● **INSTRUCTIONS FOR THE TASK**
Return all of the data exactly, with nothing left out but the pictures.
Begin GIVEN ENTRIES
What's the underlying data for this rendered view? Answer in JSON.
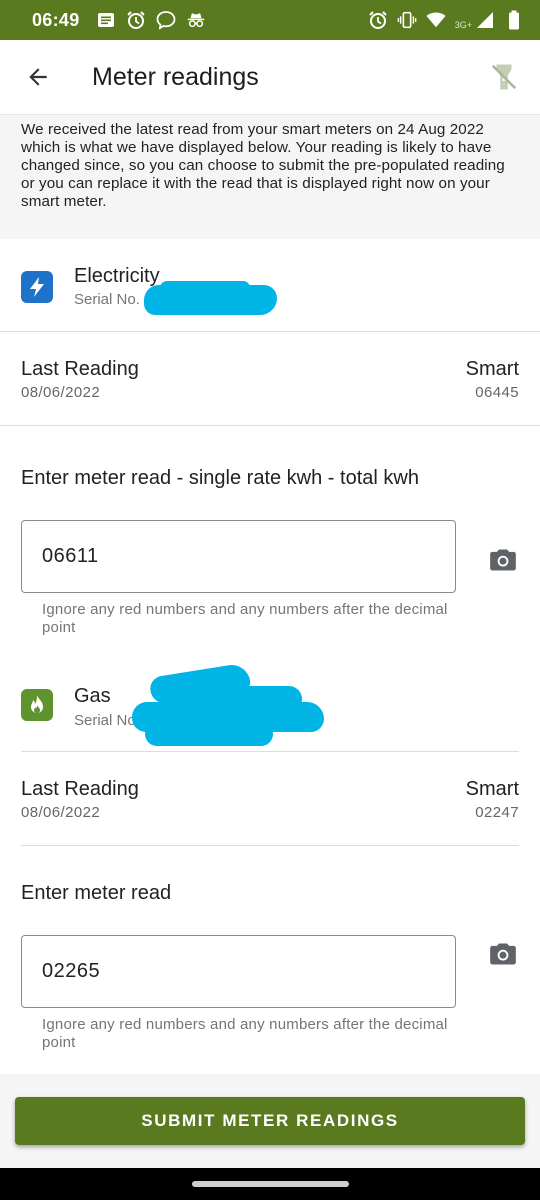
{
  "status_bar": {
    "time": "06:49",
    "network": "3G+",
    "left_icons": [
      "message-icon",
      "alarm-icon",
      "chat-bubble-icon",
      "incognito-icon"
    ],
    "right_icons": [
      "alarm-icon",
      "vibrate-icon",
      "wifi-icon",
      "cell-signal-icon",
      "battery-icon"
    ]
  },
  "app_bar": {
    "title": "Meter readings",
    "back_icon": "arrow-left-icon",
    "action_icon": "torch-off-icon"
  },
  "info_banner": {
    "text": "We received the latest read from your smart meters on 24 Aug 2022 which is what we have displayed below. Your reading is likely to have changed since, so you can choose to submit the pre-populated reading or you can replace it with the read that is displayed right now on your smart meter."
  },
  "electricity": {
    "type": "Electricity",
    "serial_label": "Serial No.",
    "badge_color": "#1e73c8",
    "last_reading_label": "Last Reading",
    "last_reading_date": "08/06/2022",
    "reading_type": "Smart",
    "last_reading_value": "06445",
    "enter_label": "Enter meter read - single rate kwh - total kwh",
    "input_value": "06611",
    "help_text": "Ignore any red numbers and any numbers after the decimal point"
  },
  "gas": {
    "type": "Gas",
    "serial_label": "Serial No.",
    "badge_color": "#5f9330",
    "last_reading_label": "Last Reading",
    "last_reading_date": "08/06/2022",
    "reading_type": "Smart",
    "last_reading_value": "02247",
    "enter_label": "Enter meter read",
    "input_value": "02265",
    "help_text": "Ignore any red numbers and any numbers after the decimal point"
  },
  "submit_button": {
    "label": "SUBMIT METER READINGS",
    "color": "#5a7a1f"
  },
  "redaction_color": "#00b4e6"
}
End GIVEN ENTRIES
● **FULL OUTPUT**
What's the underlying data for this rendered view? Answer in JSON.
{
  "status_bar": {
    "time": "06:49",
    "network": "3G+",
    "left_icons": [
      "message-icon",
      "alarm-icon",
      "chat-bubble-icon",
      "incognito-icon"
    ],
    "right_icons": [
      "alarm-icon",
      "vibrate-icon",
      "wifi-icon",
      "cell-signal-icon",
      "battery-icon"
    ]
  },
  "app_bar": {
    "title": "Meter readings",
    "back_icon": "arrow-left-icon",
    "action_icon": "torch-off-icon"
  },
  "info_banner": {
    "text": "We received the latest read from your smart meters on 24 Aug 2022 which is what we have displayed below. Your reading is likely to have changed since, so you can choose to submit the pre-populated reading or you can replace it with the read that is displayed right now on your smart meter."
  },
  "electricity": {
    "type": "Electricity",
    "serial_label": "Serial No.",
    "badge_color": "#1e73c8",
    "last_reading_label": "Last Reading",
    "last_reading_date": "08/06/2022",
    "reading_type": "Smart",
    "last_reading_value": "06445",
    "enter_label": "Enter meter read - single rate kwh - total kwh",
    "input_value": "06611",
    "help_text": "Ignore any red numbers and any numbers after the decimal point"
  },
  "gas": {
    "type": "Gas",
    "serial_label": "Serial No.",
    "badge_color": "#5f9330",
    "last_reading_label": "Last Reading",
    "last_reading_date": "08/06/2022",
    "reading_type": "Smart",
    "last_reading_value": "02247",
    "enter_label": "Enter meter read",
    "input_value": "02265",
    "help_text": "Ignore any red numbers and any numbers after the decimal point"
  },
  "submit_button": {
    "label": "SUBMIT METER READINGS",
    "color": "#5a7a1f"
  },
  "redaction_color": "#00b4e6"
}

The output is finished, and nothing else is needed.